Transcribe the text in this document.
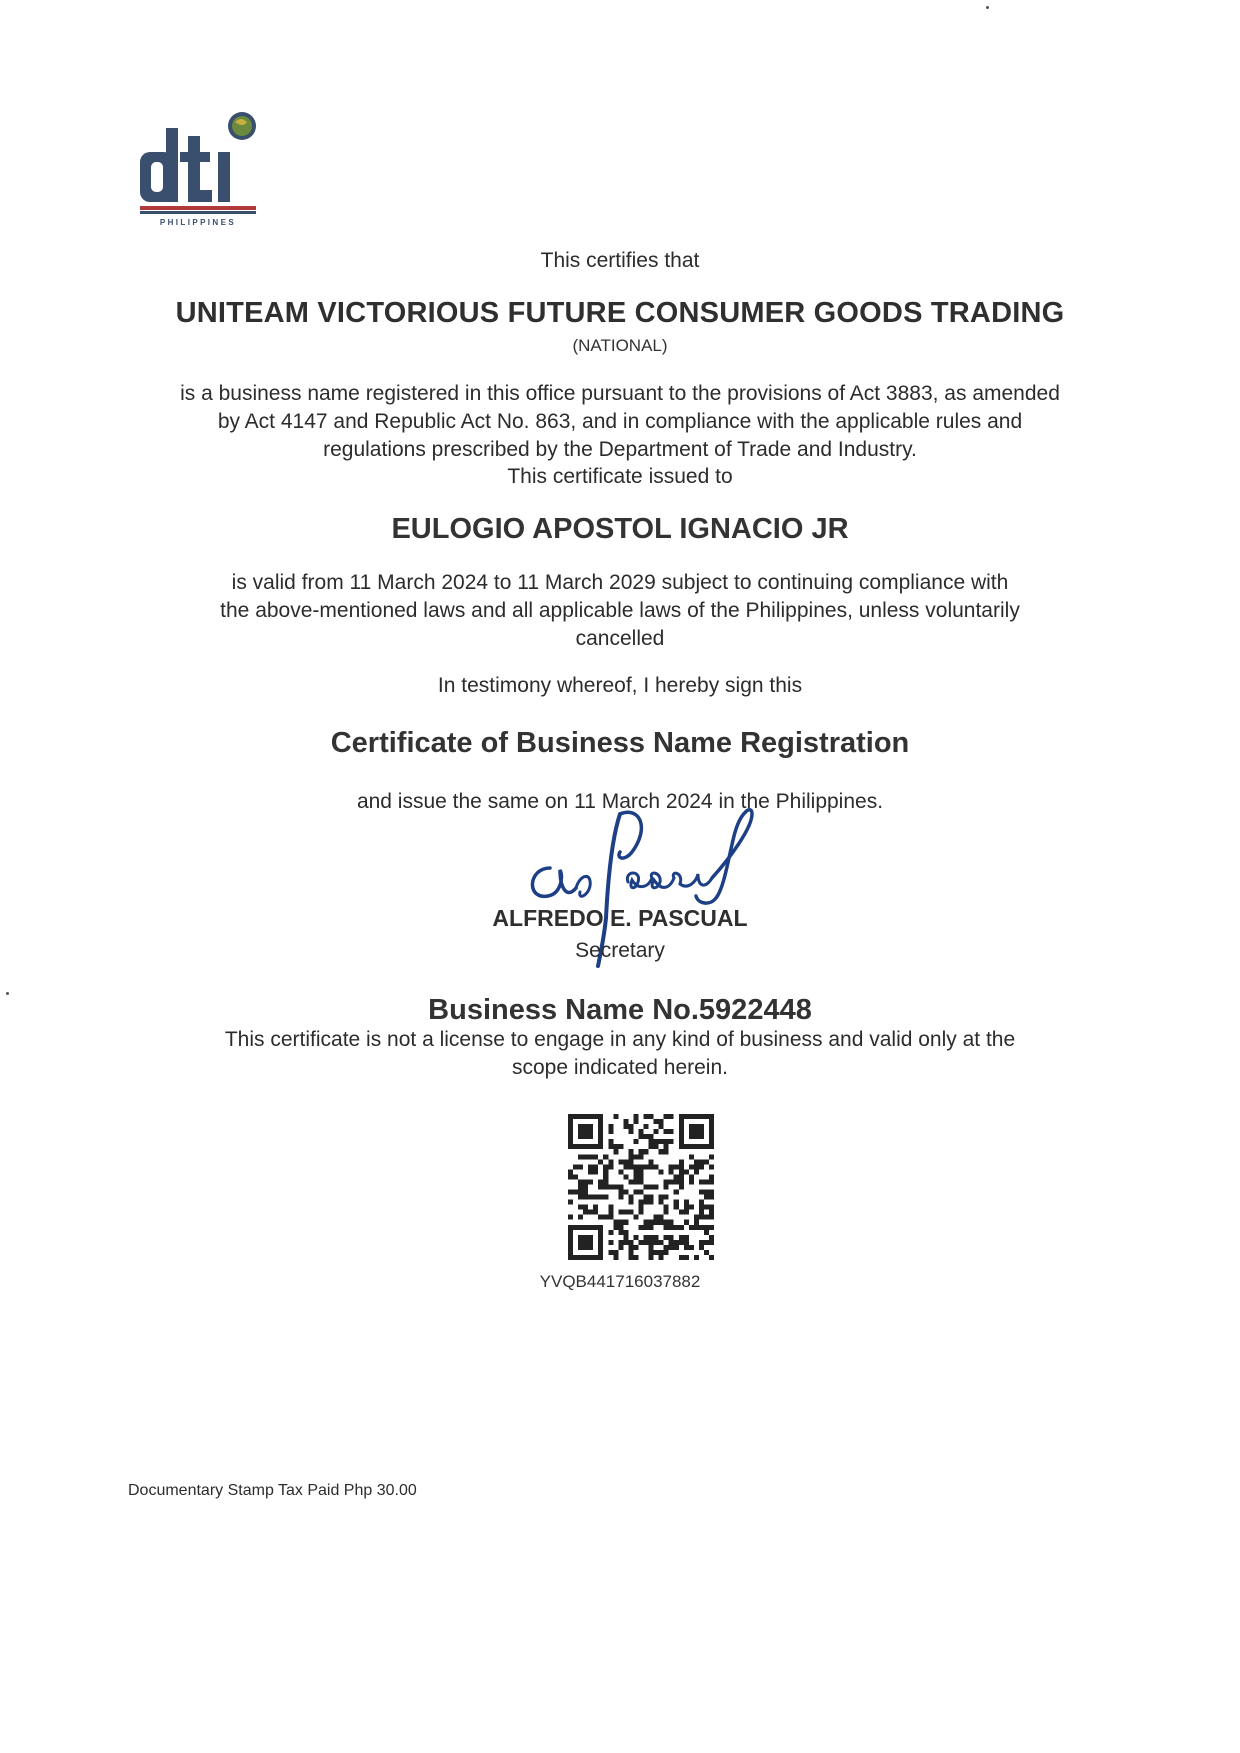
PHILIPPINES
This certifies that
UNITEAM VICTORIOUS FUTURE CONSUMER GOODS TRADING
(NATIONAL)
is a business name registered in this office pursuant to the provisions of Act 3883, as amended
by Act 4147 and Republic Act No. 863, and in compliance with the applicable rules and
regulations prescribed by the Department of Trade and Industry.
This certificate issued to
EULOGIO APOSTOL IGNACIO JR
is valid from 11 March 2024 to 11 March 2029 subject to continuing compliance with
the above-mentioned laws and all applicable laws of the Philippines, unless voluntarily
cancelled
In testimony whereof, I hereby sign this
Certificate of Business Name Registration
and issue the same on 11 March 2024 in the Philippines.
ALFREDO E. PASCUAL
Secretary
Business Name No.5922448
This certificate is not a license to engage in any kind of business and valid only at the
scope indicated herein.
YVQB441716037882
Documentary Stamp Tax Paid Php 30.00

(TASK BRIEF): Retype everything in the material word for word, minus pictures.

(SOLUTION TO THE PROBLEM):
Transcribe the text in this document.
PHILIPPINES
This certifies that
UNITEAM VICTORIOUS FUTURE CONSUMER GOODS TRADING
(NATIONAL)
is a business name registered in this office pursuant to the provisions of Act 3883, as amended
by Act 4147 and Republic Act No. 863, and in compliance with the applicable rules and
regulations prescribed by the Department of Trade and Industry.
This certificate issued to
EULOGIO APOSTOL IGNACIO JR
is valid from 11 March 2024 to 11 March 2029 subject to continuing compliance with
the above-mentioned laws and all applicable laws of the Philippines, unless voluntarily
cancelled
In testimony whereof, I hereby sign this
Certificate of Business Name Registration
and issue the same on 11 March 2024 in the Philippines.
ALFREDO E. PASCUAL
Secretary
Business Name No.5922448
This certificate is not a license to engage in any kind of business and valid only at the
scope indicated herein.
YVQB441716037882
Documentary Stamp Tax Paid Php 30.00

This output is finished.